> [Data for processing]:

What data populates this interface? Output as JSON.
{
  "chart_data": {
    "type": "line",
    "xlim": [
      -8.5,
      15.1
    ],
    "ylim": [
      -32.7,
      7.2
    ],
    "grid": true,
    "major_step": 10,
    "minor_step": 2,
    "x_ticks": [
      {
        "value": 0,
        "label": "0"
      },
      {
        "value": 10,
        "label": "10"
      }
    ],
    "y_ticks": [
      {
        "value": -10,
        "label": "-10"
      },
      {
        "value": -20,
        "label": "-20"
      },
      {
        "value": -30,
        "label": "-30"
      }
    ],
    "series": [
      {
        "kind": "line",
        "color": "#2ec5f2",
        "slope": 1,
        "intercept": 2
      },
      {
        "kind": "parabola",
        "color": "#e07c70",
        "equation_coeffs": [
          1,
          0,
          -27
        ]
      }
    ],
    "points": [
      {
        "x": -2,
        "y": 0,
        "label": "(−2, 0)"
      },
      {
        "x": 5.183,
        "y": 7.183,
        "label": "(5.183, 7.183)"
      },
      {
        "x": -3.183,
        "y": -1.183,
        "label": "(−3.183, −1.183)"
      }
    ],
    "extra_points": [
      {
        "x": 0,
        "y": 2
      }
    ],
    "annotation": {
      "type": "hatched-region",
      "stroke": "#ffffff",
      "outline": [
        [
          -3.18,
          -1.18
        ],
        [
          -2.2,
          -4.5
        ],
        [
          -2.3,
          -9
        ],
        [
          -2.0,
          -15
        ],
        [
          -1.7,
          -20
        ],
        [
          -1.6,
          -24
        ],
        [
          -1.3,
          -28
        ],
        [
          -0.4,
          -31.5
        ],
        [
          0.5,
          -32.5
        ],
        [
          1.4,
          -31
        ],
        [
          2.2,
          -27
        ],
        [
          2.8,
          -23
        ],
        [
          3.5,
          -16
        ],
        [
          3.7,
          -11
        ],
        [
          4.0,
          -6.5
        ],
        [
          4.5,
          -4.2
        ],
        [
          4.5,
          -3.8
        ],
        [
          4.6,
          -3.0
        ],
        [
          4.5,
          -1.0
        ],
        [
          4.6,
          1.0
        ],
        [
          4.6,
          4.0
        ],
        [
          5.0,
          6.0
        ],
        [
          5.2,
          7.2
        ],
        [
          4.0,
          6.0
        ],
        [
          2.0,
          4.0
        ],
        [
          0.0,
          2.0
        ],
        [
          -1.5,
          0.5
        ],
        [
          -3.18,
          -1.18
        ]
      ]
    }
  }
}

> [Task goal]: Give the entries once more, exactly as they appear.

> [Right answer]:
What data populates this interface? Output as JSON.
{
  "chart_data": {
    "type": "line",
    "xlim": [
      -8.5,
      15.1
    ],
    "ylim": [
      -32.7,
      7.2
    ],
    "grid": true,
    "major_step": 10,
    "minor_step": 2,
    "x_ticks": [
      {
        "value": 0,
        "label": "0"
      },
      {
        "value": 10,
        "label": "10"
      }
    ],
    "y_ticks": [
      {
        "value": -10,
        "label": "-10"
      },
      {
        "value": -20,
        "label": "-20"
      },
      {
        "value": -30,
        "label": "-30"
      }
    ],
    "series": [
      {
        "kind": "line",
        "color": "#2ec5f2",
        "slope": 1,
        "intercept": 2
      },
      {
        "kind": "parabola",
        "color": "#e07c70",
        "equation_coeffs": [
          1,
          0,
          -27
        ]
      }
    ],
    "points": [
      {
        "x": -2,
        "y": 0,
        "label": "(−2, 0)"
      },
      {
        "x": 5.183,
        "y": 7.183,
        "label": "(5.183, 7.183)"
      },
      {
        "x": -3.183,
        "y": -1.183,
        "label": "(−3.183, −1.183)"
      }
    ],
    "extra_points": [
      {
        "x": 0,
        "y": 2
      }
    ],
    "annotation": {
      "type": "hatched-region",
      "stroke": "#ffffff",
      "outline": [
        [
          -3.18,
          -1.18
        ],
        [
          -2.2,
          -4.5
        ],
        [
          -2.3,
          -9
        ],
        [
          -2.0,
          -15
        ],
        [
          -1.7,
          -20
        ],
        [
          -1.6,
          -24
        ],
        [
          -1.3,
          -28
        ],
        [
          -0.4,
          -31.5
        ],
        [
          0.5,
          -32.5
        ],
        [
          1.4,
          -31
        ],
        [
          2.2,
          -27
        ],
        [
          2.8,
          -23
        ],
        [
          3.5,
          -16
        ],
        [
          3.7,
          -11
        ],
        [
          4.0,
          -6.5
        ],
        [
          4.5,
          -4.2
        ],
        [
          4.5,
          -3.8
        ],
        [
          4.6,
          -3.0
        ],
        [
          4.5,
          -1.0
        ],
        [
          4.6,
          1.0
        ],
        [
          4.6,
          4.0
        ],
        [
          5.0,
          6.0
        ],
        [
          5.2,
          7.2
        ],
        [
          4.0,
          6.0
        ],
        [
          2.0,
          4.0
        ],
        [
          0.0,
          2.0
        ],
        [
          -1.5,
          0.5
        ],
        [
          -3.18,
          -1.18
        ]
      ]
    }
  }
}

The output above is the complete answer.